» **GIVEN PROBLEM**
Pick out every line holding the string "learners" and copy it.

[Recorded data]
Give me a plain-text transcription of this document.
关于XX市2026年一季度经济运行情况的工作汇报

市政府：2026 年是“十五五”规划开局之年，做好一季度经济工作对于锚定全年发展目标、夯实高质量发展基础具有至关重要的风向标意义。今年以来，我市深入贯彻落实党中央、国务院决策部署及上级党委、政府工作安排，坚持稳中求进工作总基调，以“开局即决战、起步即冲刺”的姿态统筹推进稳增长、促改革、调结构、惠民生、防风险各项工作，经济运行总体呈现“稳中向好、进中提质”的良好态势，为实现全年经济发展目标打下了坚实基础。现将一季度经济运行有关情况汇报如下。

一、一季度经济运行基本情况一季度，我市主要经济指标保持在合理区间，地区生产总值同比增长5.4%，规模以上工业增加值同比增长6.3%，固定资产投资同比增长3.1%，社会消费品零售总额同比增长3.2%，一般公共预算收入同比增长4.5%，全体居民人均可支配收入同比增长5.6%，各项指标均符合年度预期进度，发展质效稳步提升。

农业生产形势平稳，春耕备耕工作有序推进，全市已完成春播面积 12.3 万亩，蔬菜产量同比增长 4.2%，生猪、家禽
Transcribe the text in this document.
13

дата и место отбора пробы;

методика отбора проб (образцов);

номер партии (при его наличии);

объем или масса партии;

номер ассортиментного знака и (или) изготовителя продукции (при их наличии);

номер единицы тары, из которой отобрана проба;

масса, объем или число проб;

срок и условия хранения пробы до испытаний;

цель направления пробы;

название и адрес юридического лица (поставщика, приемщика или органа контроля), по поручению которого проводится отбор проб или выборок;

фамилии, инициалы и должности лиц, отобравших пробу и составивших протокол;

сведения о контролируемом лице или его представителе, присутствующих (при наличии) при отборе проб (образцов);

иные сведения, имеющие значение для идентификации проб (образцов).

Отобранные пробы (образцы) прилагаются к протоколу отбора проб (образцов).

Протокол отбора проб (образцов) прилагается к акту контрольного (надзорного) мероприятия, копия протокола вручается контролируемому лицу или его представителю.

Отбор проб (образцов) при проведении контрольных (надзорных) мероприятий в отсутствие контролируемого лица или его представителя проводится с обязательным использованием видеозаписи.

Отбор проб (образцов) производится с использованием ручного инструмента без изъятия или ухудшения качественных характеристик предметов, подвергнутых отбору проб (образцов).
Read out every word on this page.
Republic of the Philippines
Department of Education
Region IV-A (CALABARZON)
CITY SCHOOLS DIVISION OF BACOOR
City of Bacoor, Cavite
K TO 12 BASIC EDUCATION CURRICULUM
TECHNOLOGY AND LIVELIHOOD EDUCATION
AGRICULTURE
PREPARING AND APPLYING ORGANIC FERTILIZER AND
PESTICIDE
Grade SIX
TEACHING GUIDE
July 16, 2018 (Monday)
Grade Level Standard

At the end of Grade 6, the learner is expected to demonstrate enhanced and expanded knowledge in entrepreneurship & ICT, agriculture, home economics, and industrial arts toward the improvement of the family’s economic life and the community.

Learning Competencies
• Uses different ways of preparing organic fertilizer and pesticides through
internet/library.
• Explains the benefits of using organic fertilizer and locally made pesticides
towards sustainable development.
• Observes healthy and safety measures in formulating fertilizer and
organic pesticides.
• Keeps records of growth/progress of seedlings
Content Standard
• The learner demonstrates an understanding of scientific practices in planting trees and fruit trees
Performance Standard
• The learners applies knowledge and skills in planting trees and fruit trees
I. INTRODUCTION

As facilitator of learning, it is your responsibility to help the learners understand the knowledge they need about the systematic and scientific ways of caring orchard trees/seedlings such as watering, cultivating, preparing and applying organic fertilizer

» **RESULT**
• The learners applies knowledge and skills in planting trees and fruit trees
As facilitator of learning, it is your responsibility to help the learners understand the knowledge they need about the systematic and scientific ways of caring orchard trees/seedlings such as watering, cultivating, preparing and applying organic fertilizer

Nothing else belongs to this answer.